» TASK OBJECTIVE
Keep the images out and copy every entry below exactly.

START DATASET EXCERPTS

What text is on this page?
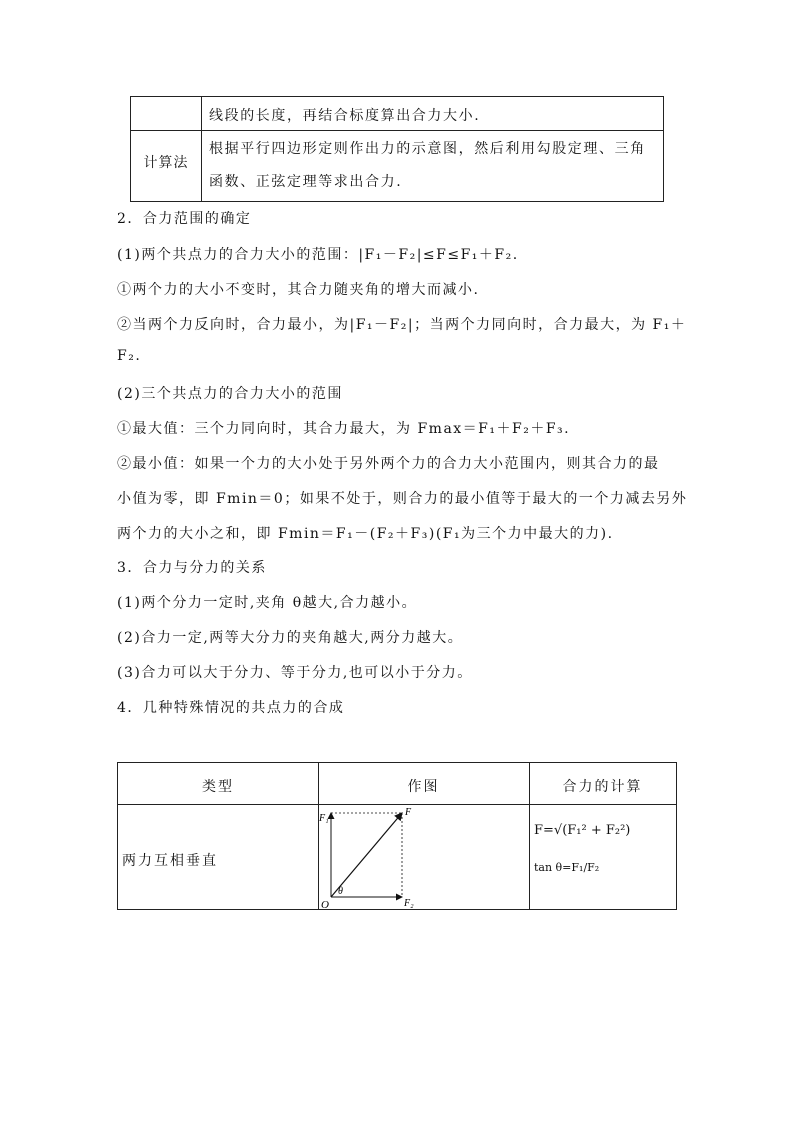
计算法
线段的长度，再结合标度算出合力大小.
根据平行四边形定则作出力的示意图，然后利用勾股定理、三角
函数、正弦定理等求出合力.
2．合力范围的确定
(1)两个共点力的合力大小的范围：|F₁－F₂|≤F≤F₁＋F₂.
①两个力的大小不变时，其合力随夹角的增大而减小.
②当两个力反向时，合力最小，为|F₁－F₂|；当两个力同向时，合力最大，为 F₁＋
F₂.
(2)三个共点力的合力大小的范围
①最大值：三个力同向时，其合力最大，为 Fmax＝F₁＋F₂＋F₃.
②最小值：如果一个力的大小处于另外两个力的合力大小范围内，则其合力的最
小值为零，即 Fmin＝0；如果不处于，则合力的最小值等于最大的一个力减去另外
两个力的大小之和，即 Fmin＝F₁－(F₂＋F₃)(F₁为三个力中最大的力).
3．合力与分力的关系
(1)两个分力一定时,夹角 θ越大,合力越小。
(2)合力一定,两等大分力的夹角越大,两分力越大。
(3)合力可以大于分力、等于分力,也可以小于分力。
4．几种特殊情况的共点力的合成
类型	作图	合力的计算
两力互相垂直
F₁
F
F₂
O
θ
F=√(F₁² + F₂²)
tan θ=F₁/F₂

END DATASET EXCERPTS

» ANSWER TO THIS TASK
What text is on this page?
计算法
线段的长度，再结合标度算出合力大小.
根据平行四边形定则作出力的示意图，然后利用勾股定理、三角
函数、正弦定理等求出合力.
2．合力范围的确定
(1)两个共点力的合力大小的范围：|F₁－F₂|≤F≤F₁＋F₂.
①两个力的大小不变时，其合力随夹角的增大而减小.
②当两个力反向时，合力最小，为|F₁－F₂|；当两个力同向时，合力最大，为 F₁＋
F₂.
(2)三个共点力的合力大小的范围
①最大值：三个力同向时，其合力最大，为 Fmax＝F₁＋F₂＋F₃.
②最小值：如果一个力的大小处于另外两个力的合力大小范围内，则其合力的最
小值为零，即 Fmin＝0；如果不处于，则合力的最小值等于最大的一个力减去另外
两个力的大小之和，即 Fmin＝F₁－(F₂＋F₃)(F₁为三个力中最大的力).
3．合力与分力的关系
(1)两个分力一定时,夹角 θ越大,合力越小。
(2)合力一定,两等大分力的夹角越大,两分力越大。
(3)合力可以大于分力、等于分力,也可以小于分力。
4．几种特殊情况的共点力的合成
类型	作图	合力的计算
两力互相垂直
F₁
F
F₂
O
θ
F=√(F₁² + F₂²)
tan θ=F₁/F₂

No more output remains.